MATERIAL FOR THIS EXERCISE ->

□ □ □

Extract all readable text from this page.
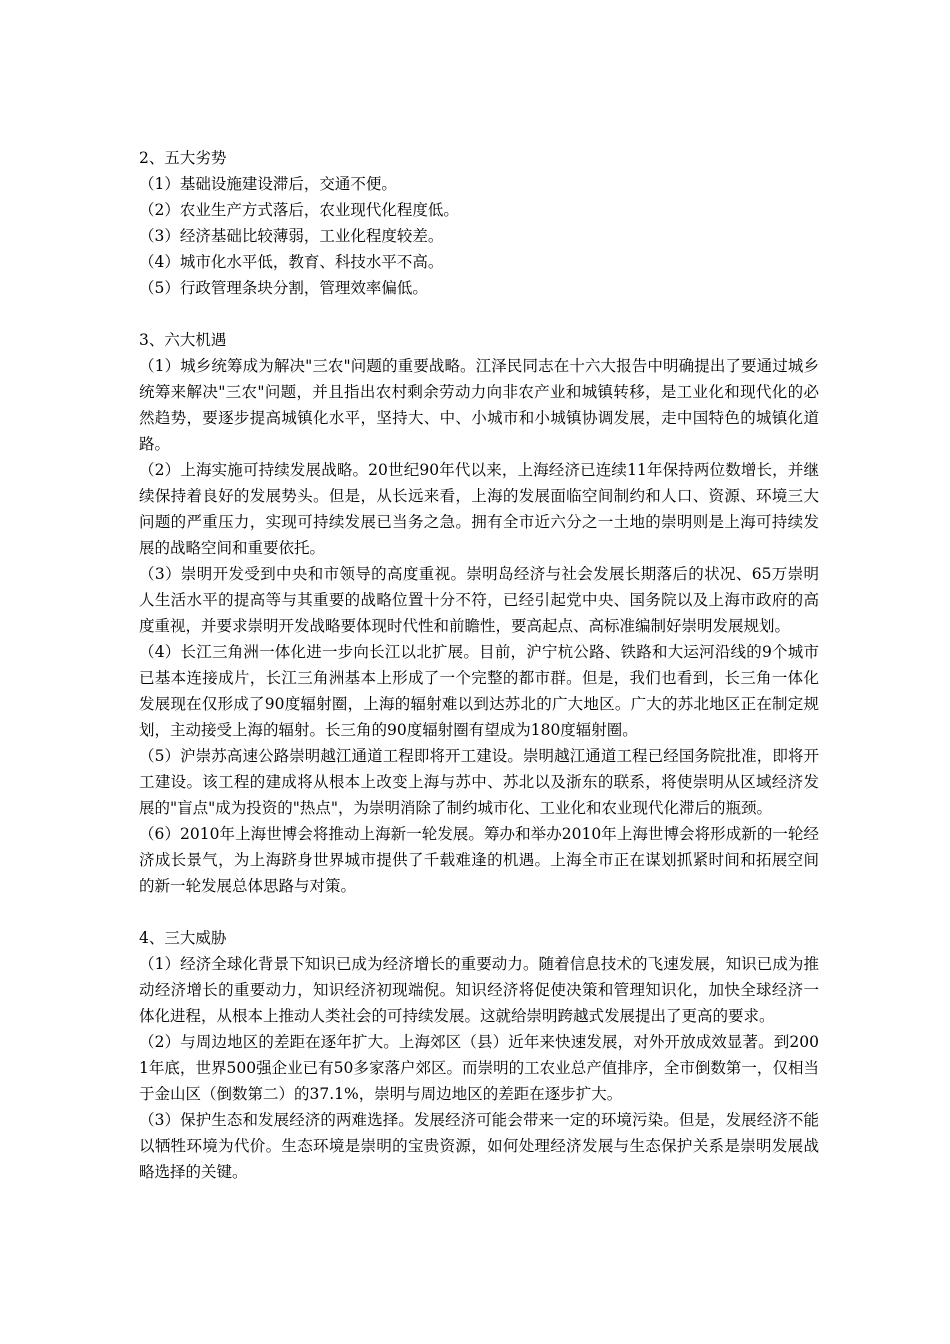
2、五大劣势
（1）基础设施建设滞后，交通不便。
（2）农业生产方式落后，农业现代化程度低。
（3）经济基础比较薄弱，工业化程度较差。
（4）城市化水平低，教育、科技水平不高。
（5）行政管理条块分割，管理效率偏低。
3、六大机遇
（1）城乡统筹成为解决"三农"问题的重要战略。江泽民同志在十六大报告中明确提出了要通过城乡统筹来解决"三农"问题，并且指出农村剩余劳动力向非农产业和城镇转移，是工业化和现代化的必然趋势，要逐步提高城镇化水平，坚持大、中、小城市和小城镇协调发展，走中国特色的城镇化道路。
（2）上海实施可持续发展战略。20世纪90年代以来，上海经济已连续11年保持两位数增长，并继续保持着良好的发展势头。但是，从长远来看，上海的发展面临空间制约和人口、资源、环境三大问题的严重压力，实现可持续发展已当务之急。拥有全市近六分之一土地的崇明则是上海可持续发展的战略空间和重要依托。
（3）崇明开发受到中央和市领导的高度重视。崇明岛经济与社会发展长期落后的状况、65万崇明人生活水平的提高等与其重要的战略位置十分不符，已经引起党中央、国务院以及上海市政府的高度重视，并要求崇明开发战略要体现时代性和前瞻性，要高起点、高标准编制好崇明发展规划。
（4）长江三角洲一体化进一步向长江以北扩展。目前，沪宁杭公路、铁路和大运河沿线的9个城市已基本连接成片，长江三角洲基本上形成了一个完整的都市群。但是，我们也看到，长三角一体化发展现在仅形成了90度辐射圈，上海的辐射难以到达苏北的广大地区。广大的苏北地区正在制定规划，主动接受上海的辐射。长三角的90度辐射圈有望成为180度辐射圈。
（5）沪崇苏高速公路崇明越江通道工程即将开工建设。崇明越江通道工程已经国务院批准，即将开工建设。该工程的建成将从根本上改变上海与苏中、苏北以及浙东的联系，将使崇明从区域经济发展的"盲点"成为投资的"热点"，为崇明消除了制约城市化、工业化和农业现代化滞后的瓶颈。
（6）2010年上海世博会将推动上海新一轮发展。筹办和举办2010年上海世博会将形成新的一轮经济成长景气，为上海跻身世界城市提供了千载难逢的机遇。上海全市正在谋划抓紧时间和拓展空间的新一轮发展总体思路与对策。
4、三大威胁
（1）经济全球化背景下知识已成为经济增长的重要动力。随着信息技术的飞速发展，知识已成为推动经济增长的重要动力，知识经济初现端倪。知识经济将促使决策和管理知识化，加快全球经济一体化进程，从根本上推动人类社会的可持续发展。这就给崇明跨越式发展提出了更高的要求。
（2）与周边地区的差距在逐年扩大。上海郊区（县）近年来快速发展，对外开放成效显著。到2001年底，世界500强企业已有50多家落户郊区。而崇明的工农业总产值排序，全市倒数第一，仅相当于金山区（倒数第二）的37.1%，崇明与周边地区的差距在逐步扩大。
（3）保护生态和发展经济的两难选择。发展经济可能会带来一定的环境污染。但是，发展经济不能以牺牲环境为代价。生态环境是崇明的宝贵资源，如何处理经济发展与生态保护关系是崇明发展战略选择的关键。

□ □ □

WHAT THE TASK ASKS -> Each line above is to be copied verbatim. Drop any image from the copy.

COMPLETED TASK ->
Extract all readable text from this page.
2、五大劣势
（1）基础设施建设滞后，交通不便。
（2）农业生产方式落后，农业现代化程度低。
（3）经济基础比较薄弱，工业化程度较差。
（4）城市化水平低，教育、科技水平不高。
（5）行政管理条块分割，管理效率偏低。
3、六大机遇
（1）城乡统筹成为解决"三农"问题的重要战略。江泽民同志在十六大报告中明确提出了要通过城乡统筹来解决"三农"问题，并且指出农村剩余劳动力向非农产业和城镇转移，是工业化和现代化的必然趋势，要逐步提高城镇化水平，坚持大、中、小城市和小城镇协调发展，走中国特色的城镇化道路。
（2）上海实施可持续发展战略。20世纪90年代以来，上海经济已连续11年保持两位数增长，并继续保持着良好的发展势头。但是，从长远来看，上海的发展面临空间制约和人口、资源、环境三大问题的严重压力，实现可持续发展已当务之急。拥有全市近六分之一土地的崇明则是上海可持续发展的战略空间和重要依托。
（3）崇明开发受到中央和市领导的高度重视。崇明岛经济与社会发展长期落后的状况、65万崇明人生活水平的提高等与其重要的战略位置十分不符，已经引起党中央、国务院以及上海市政府的高度重视，并要求崇明开发战略要体现时代性和前瞻性，要高起点、高标准编制好崇明发展规划。
（4）长江三角洲一体化进一步向长江以北扩展。目前，沪宁杭公路、铁路和大运河沿线的9个城市已基本连接成片，长江三角洲基本上形成了一个完整的都市群。但是，我们也看到，长三角一体化发展现在仅形成了90度辐射圈，上海的辐射难以到达苏北的广大地区。广大的苏北地区正在制定规划，主动接受上海的辐射。长三角的90度辐射圈有望成为180度辐射圈。
（5）沪崇苏高速公路崇明越江通道工程即将开工建设。崇明越江通道工程已经国务院批准，即将开工建设。该工程的建成将从根本上改变上海与苏中、苏北以及浙东的联系，将使崇明从区域经济发展的"盲点"成为投资的"热点"，为崇明消除了制约城市化、工业化和农业现代化滞后的瓶颈。
（6）2010年上海世博会将推动上海新一轮发展。筹办和举办2010年上海世博会将形成新的一轮经济成长景气，为上海跻身世界城市提供了千载难逢的机遇。上海全市正在谋划抓紧时间和拓展空间的新一轮发展总体思路与对策。
4、三大威胁
（1）经济全球化背景下知识已成为经济增长的重要动力。随着信息技术的飞速发展，知识已成为推动经济增长的重要动力，知识经济初现端倪。知识经济将促使决策和管理知识化，加快全球经济一体化进程，从根本上推动人类社会的可持续发展。这就给崇明跨越式发展提出了更高的要求。
（2）与周边地区的差距在逐年扩大。上海郊区（县）近年来快速发展，对外开放成效显著。到2001年底，世界500强企业已有50多家落户郊区。而崇明的工农业总产值排序，全市倒数第一，仅相当于金山区（倒数第二）的37.1%，崇明与周边地区的差距在逐步扩大。
（3）保护生态和发展经济的两难选择。发展经济可能会带来一定的环境污染。但是，发展经济不能以牺牲环境为代价。生态环境是崇明的宝贵资源，如何处理经济发展与生态保护关系是崇明发展战略选择的关键。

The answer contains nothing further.